-- begin MATERIAL SUPPLIED --

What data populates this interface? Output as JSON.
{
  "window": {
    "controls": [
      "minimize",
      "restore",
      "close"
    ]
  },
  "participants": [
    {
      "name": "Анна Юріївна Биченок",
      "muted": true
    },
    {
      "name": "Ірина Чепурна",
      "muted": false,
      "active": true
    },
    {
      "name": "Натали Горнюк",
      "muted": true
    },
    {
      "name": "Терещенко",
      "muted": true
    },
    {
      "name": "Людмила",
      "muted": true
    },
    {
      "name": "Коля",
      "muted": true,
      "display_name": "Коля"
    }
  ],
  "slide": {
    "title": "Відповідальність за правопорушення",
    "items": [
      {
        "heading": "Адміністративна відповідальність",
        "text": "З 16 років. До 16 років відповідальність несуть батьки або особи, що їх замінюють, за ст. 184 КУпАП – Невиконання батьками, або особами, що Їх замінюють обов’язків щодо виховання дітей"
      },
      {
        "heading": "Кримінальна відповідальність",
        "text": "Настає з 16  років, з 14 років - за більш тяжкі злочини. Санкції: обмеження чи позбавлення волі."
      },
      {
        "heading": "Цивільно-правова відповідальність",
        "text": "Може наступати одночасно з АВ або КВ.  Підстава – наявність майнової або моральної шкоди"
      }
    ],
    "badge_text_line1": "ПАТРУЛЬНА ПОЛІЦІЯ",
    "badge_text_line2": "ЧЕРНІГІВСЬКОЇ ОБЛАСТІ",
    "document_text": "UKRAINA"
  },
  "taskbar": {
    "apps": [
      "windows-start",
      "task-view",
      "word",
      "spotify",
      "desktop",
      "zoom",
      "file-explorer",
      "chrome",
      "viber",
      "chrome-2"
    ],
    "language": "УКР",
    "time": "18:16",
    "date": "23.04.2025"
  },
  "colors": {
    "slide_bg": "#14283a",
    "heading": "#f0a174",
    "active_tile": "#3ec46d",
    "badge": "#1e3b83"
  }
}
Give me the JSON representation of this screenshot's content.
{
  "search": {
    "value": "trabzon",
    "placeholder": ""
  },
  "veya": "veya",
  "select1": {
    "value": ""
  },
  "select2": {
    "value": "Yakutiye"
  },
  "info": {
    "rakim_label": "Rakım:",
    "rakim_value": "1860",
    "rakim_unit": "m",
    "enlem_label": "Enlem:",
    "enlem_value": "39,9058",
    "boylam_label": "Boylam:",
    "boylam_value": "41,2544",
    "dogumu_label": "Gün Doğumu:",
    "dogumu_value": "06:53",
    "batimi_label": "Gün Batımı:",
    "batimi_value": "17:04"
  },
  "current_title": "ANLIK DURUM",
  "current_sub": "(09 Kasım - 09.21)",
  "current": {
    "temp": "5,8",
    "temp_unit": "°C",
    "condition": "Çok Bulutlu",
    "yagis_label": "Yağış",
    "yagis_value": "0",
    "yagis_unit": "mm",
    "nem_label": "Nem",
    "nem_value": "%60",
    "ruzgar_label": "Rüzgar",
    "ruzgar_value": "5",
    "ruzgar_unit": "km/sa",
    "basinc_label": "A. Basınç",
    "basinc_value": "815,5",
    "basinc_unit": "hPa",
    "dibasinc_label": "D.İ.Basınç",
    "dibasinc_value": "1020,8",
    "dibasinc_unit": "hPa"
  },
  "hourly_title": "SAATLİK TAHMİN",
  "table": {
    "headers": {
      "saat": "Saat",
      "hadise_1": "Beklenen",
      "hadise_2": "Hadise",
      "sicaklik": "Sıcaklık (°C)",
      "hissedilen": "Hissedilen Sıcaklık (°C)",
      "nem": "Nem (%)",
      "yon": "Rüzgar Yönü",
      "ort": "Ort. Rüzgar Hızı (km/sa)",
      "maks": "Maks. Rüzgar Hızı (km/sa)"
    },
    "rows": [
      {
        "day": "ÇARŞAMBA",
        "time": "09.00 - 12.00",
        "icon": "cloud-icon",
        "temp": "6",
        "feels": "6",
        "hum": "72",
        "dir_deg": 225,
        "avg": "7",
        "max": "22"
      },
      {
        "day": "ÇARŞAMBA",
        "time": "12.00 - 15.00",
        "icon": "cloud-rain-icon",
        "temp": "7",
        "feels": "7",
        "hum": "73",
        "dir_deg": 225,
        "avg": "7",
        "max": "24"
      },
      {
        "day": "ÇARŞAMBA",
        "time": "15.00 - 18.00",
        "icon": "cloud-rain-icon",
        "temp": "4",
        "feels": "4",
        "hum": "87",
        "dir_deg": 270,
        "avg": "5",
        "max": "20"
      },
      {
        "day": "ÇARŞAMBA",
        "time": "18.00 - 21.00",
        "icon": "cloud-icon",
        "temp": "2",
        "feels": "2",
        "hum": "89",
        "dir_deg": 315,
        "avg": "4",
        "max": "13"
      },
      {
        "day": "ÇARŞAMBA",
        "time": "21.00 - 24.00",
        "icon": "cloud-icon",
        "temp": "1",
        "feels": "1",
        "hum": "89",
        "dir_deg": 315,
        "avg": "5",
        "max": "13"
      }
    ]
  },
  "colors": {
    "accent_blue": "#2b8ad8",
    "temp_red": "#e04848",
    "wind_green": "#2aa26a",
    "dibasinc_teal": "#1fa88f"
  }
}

-- end MATERIAL SUPPLIED --

# [SHORT TASK]
In the records above, find each line that holds the word "Rüzgar"; copy all such lines.

# [EXERCISE OUTPUT]
    "ruzgar_label": "Rüzgar",
      "yon": "Rüzgar Yönü",
      "ort": "Ort. Rüzgar Hızı (km/sa)",
      "maks": "Maks. Rüzgar Hızı (km/sa)"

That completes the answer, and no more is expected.